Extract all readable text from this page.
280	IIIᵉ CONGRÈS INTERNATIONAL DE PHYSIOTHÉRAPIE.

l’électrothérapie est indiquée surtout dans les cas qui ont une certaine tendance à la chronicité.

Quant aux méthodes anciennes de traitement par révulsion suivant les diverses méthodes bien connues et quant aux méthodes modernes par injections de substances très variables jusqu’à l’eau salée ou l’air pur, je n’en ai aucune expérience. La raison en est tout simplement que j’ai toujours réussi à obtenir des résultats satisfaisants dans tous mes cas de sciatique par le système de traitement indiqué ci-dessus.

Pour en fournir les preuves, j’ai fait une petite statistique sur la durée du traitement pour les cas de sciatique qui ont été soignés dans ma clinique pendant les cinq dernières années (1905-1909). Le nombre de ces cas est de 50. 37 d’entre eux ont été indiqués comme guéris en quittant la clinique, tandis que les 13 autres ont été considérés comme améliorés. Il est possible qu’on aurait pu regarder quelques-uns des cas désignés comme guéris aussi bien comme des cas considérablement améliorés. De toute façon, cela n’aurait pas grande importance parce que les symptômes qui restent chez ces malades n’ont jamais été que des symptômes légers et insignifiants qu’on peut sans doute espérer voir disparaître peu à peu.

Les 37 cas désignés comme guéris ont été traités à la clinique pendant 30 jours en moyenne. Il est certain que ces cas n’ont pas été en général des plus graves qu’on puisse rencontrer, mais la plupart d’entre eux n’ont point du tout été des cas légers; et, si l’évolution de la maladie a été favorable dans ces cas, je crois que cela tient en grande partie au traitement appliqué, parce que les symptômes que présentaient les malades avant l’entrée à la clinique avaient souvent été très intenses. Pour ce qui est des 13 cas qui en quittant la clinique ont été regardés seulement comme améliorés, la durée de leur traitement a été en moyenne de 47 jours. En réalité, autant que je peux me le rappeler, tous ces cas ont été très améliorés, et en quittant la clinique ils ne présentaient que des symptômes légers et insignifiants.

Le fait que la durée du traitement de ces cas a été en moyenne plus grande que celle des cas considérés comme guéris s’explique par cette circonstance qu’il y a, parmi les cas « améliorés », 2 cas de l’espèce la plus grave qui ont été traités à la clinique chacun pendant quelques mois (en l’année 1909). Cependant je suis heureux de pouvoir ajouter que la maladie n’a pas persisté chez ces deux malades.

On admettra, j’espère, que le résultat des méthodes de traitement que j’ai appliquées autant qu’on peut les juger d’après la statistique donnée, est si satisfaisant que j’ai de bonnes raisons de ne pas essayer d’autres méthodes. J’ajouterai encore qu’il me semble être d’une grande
+++
• [Task details]:
Give the listing again, word for word.

• [Answer to the exercise]:
Extract all readable text from this page.
280	IIIᵉ CONGRÈS INTERNATIONAL DE PHYSIOTHÉRAPIE.

l’électrothérapie est indiquée surtout dans les cas qui ont une certaine tendance à la chronicité.

Quant aux méthodes anciennes de traitement par révulsion suivant les diverses méthodes bien connues et quant aux méthodes modernes par injections de substances très variables jusqu’à l’eau salée ou l’air pur, je n’en ai aucune expérience. La raison en est tout simplement que j’ai toujours réussi à obtenir des résultats satisfaisants dans tous mes cas de sciatique par le système de traitement indiqué ci-dessus.

Pour en fournir les preuves, j’ai fait une petite statistique sur la durée du traitement pour les cas de sciatique qui ont été soignés dans ma clinique pendant les cinq dernières années (1905-1909). Le nombre de ces cas est de 50. 37 d’entre eux ont été indiqués comme guéris en quittant la clinique, tandis que les 13 autres ont été considérés comme améliorés. Il est possible qu’on aurait pu regarder quelques-uns des cas désignés comme guéris aussi bien comme des cas considérablement améliorés. De toute façon, cela n’aurait pas grande importance parce que les symptômes qui restent chez ces malades n’ont jamais été que des symptômes légers et insignifiants qu’on peut sans doute espérer voir disparaître peu à peu.

Les 37 cas désignés comme guéris ont été traités à la clinique pendant 30 jours en moyenne. Il est certain que ces cas n’ont pas été en général des plus graves qu’on puisse rencontrer, mais la plupart d’entre eux n’ont point du tout été des cas légers; et, si l’évolution de la maladie a été favorable dans ces cas, je crois que cela tient en grande partie au traitement appliqué, parce que les symptômes que présentaient les malades avant l’entrée à la clinique avaient souvent été très intenses. Pour ce qui est des 13 cas qui en quittant la clinique ont été regardés seulement comme améliorés, la durée de leur traitement a été en moyenne de 47 jours. En réalité, autant que je peux me le rappeler, tous ces cas ont été très améliorés, et en quittant la clinique ils ne présentaient que des symptômes légers et insignifiants.

Le fait que la durée du traitement de ces cas a été en moyenne plus grande que celle des cas considérés comme guéris s’explique par cette circonstance qu’il y a, parmi les cas « améliorés », 2 cas de l’espèce la plus grave qui ont été traités à la clinique chacun pendant quelques mois (en l’année 1909). Cependant je suis heureux de pouvoir ajouter que la maladie n’a pas persisté chez ces deux malades.

On admettra, j’espère, que le résultat des méthodes de traitement que j’ai appliquées autant qu’on peut les juger d’après la statistique donnée, est si satisfaisant que j’ai de bonnes raisons de ne pas essayer d’autres méthodes. J’ajouterai encore qu’il me semble être d’une grande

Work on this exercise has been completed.